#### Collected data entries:
- - -
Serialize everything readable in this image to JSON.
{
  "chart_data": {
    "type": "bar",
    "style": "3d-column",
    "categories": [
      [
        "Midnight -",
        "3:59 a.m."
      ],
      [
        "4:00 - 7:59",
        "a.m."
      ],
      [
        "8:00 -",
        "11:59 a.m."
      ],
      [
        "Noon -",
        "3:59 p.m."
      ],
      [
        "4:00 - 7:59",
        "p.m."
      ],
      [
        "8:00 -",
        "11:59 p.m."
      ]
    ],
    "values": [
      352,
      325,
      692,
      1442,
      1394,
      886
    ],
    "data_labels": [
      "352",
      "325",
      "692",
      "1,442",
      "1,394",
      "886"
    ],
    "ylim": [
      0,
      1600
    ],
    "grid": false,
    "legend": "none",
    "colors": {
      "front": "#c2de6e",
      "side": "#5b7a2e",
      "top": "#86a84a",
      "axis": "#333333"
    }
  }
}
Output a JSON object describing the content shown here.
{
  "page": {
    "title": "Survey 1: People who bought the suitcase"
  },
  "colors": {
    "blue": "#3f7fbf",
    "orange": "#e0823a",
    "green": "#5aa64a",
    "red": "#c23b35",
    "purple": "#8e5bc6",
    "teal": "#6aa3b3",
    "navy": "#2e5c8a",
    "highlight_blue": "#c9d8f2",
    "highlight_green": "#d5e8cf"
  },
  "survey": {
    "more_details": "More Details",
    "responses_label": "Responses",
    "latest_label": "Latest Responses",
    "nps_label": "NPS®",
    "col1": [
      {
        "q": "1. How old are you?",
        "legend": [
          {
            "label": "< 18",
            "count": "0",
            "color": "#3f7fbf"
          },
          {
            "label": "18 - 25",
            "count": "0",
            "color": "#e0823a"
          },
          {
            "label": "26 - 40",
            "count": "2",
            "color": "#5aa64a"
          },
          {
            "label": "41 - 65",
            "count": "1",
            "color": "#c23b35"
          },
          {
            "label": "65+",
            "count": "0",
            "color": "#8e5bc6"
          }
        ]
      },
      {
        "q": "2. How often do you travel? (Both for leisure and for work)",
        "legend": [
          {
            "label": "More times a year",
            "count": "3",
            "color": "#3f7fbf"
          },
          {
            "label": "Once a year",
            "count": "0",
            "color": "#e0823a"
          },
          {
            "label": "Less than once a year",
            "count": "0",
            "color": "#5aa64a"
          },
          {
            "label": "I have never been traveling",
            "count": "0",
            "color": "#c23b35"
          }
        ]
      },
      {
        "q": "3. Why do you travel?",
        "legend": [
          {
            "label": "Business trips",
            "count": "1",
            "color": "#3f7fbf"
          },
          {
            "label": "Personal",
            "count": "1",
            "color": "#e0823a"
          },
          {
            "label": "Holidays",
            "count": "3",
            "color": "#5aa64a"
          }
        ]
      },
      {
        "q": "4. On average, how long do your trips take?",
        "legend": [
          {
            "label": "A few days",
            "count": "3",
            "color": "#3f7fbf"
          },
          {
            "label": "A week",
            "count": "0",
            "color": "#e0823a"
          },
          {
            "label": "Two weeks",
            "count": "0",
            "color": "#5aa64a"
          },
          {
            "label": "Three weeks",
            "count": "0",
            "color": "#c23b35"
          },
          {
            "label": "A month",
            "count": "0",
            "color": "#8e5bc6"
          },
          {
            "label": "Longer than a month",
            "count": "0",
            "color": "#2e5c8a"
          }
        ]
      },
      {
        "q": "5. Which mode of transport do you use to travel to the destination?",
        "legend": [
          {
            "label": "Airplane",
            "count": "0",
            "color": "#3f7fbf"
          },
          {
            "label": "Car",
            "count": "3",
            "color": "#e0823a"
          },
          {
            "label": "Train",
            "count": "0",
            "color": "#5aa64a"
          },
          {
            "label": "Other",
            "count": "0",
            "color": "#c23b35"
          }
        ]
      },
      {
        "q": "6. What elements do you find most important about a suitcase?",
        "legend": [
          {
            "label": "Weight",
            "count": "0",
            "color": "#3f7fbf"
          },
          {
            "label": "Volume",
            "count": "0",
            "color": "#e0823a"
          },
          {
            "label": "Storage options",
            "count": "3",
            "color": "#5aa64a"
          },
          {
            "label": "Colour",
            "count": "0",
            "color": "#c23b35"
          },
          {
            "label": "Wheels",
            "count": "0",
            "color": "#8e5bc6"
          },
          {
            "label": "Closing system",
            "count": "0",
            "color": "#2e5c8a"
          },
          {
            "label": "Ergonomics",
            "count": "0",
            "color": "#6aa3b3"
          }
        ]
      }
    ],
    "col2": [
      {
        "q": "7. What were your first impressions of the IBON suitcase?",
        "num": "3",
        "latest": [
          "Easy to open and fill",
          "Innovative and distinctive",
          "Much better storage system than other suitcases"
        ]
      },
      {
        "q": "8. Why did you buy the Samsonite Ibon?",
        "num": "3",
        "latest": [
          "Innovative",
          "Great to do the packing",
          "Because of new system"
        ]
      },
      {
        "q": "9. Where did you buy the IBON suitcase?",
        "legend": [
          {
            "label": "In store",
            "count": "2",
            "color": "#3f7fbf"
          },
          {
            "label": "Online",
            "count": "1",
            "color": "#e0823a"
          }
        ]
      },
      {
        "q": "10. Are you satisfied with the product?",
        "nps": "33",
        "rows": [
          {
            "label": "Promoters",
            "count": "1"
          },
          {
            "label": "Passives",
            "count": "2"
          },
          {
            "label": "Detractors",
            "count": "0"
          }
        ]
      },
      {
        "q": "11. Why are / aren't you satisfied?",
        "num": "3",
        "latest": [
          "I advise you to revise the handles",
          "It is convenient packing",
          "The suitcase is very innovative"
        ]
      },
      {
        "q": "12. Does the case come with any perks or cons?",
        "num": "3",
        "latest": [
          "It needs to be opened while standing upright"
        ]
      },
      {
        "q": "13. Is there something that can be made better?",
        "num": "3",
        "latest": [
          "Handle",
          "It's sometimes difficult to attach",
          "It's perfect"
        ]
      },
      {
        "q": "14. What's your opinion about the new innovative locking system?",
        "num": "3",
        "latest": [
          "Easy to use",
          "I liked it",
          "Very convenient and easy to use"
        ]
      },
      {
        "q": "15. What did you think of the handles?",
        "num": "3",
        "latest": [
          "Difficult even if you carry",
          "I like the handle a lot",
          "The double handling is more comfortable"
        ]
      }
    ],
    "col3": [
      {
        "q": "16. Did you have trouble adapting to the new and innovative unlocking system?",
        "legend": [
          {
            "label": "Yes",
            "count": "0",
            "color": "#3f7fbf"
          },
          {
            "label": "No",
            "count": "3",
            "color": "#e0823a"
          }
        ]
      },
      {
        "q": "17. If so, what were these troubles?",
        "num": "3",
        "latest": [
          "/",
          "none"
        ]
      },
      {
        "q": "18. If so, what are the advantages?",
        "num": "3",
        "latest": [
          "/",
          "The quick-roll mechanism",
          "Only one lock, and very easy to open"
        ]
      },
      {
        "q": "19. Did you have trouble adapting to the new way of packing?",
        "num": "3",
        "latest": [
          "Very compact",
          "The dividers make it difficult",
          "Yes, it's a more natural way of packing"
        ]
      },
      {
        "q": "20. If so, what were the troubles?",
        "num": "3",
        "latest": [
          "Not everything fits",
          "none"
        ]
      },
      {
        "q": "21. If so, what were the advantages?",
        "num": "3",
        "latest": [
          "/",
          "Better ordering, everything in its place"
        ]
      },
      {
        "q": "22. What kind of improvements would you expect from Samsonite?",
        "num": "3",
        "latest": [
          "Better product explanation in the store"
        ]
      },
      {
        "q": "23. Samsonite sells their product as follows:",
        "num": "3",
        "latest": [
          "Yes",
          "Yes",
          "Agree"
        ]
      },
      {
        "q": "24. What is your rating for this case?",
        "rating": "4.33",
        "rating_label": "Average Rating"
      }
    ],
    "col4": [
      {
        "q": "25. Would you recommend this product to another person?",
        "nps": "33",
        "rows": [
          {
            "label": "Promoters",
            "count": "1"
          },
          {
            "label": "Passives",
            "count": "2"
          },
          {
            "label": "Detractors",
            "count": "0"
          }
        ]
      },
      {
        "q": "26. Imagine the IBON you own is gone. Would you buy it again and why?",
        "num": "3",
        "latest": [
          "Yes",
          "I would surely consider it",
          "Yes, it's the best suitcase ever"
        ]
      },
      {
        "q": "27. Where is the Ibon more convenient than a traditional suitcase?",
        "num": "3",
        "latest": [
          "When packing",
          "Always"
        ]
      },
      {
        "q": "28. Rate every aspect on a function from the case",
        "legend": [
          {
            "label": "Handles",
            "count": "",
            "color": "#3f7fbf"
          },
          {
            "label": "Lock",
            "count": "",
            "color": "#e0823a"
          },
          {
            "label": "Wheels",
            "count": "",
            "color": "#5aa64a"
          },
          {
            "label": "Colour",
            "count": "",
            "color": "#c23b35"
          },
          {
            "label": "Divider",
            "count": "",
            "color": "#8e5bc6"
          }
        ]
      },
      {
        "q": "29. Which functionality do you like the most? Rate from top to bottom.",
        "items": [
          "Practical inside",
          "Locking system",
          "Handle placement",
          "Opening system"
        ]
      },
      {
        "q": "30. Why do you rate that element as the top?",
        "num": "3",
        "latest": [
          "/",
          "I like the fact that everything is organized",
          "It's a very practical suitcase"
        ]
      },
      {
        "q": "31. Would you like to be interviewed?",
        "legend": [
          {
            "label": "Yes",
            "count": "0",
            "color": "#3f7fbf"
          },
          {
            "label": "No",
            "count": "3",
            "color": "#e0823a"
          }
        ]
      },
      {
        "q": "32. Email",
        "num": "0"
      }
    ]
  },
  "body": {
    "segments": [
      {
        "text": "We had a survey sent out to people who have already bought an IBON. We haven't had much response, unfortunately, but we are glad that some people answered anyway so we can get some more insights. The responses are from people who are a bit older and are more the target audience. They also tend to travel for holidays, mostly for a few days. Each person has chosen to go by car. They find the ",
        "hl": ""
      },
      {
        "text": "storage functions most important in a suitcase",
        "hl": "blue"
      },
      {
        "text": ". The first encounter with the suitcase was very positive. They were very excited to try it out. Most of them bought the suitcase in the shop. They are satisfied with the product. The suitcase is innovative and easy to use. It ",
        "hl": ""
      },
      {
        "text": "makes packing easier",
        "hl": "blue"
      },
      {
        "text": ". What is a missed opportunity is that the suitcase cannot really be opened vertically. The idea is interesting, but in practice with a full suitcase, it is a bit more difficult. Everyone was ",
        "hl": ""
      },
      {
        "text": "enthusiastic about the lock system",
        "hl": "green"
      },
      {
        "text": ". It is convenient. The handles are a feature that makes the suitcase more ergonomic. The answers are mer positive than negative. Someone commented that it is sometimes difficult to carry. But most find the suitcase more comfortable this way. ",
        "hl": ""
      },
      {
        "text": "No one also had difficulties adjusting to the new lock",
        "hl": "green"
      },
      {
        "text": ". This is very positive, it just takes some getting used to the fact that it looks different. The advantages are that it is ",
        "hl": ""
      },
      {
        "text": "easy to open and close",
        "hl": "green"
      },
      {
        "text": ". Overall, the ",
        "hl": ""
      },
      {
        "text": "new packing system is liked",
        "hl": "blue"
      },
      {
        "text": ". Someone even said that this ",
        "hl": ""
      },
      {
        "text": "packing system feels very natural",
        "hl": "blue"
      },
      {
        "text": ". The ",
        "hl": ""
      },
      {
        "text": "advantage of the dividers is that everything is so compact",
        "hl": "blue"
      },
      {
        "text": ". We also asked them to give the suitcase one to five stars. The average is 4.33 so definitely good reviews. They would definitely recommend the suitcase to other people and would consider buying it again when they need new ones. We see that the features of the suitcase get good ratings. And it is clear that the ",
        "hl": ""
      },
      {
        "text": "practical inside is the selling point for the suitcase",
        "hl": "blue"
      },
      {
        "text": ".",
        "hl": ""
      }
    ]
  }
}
- - -
#### Task prompt:
Give every line of the material that includes the string "compact".

#### Expected answer:
          "Very compact",
        "text": "advantage of the dividers is that everything is so compact",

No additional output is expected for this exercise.